* [GOAL OF THE EXERCISE]: Extract every line of the material below and reproduce it faithfully.

* [Dataset records]:
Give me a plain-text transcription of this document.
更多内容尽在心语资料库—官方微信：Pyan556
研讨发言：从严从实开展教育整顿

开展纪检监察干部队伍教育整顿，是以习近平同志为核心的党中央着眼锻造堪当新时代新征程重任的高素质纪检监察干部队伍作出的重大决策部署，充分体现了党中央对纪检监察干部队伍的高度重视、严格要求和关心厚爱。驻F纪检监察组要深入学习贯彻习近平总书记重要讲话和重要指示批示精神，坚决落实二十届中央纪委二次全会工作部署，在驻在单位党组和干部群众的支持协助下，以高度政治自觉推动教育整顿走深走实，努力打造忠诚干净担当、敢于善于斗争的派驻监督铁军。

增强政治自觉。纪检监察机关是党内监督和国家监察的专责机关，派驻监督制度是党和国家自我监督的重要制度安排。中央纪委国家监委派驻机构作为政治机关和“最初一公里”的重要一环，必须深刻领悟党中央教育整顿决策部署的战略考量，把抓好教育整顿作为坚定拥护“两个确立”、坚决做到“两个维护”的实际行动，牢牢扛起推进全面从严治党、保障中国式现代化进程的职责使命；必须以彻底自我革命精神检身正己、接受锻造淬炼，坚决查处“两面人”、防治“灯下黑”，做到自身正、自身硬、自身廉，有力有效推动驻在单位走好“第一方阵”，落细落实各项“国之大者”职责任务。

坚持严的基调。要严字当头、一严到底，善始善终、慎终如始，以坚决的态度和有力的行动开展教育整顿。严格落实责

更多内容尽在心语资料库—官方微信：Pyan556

* [EXERCISE SOLUTION]:
Give me a plain-text transcription of this document.
更多内容尽在心语资料库—官方微信：Pyan556
研讨发言：从严从实开展教育整顿

开展纪检监察干部队伍教育整顿，是以习近平同志为核心的党中央着眼锻造堪当新时代新征程重任的高素质纪检监察干部队伍作出的重大决策部署，充分体现了党中央对纪检监察干部队伍的高度重视、严格要求和关心厚爱。驻F纪检监察组要深入学习贯彻习近平总书记重要讲话和重要指示批示精神，坚决落实二十届中央纪委二次全会工作部署，在驻在单位党组和干部群众的支持协助下，以高度政治自觉推动教育整顿走深走实，努力打造忠诚干净担当、敢于善于斗争的派驻监督铁军。

增强政治自觉。纪检监察机关是党内监督和国家监察的专责机关，派驻监督制度是党和国家自我监督的重要制度安排。中央纪委国家监委派驻机构作为政治机关和“最初一公里”的重要一环，必须深刻领悟党中央教育整顿决策部署的战略考量，把抓好教育整顿作为坚定拥护“两个确立”、坚决做到“两个维护”的实际行动，牢牢扛起推进全面从严治党、保障中国式现代化进程的职责使命；必须以彻底自我革命精神检身正己、接受锻造淬炼，坚决查处“两面人”、防治“灯下黑”，做到自身正、自身硬、自身廉，有力有效推动驻在单位走好“第一方阵”，落细落实各项“国之大者”职责任务。

坚持严的基调。要严字当头、一严到底，善始善终、慎终如始，以坚决的态度和有力的行动开展教育整顿。严格落实责

更多内容尽在心语资料库—官方微信：Pyan556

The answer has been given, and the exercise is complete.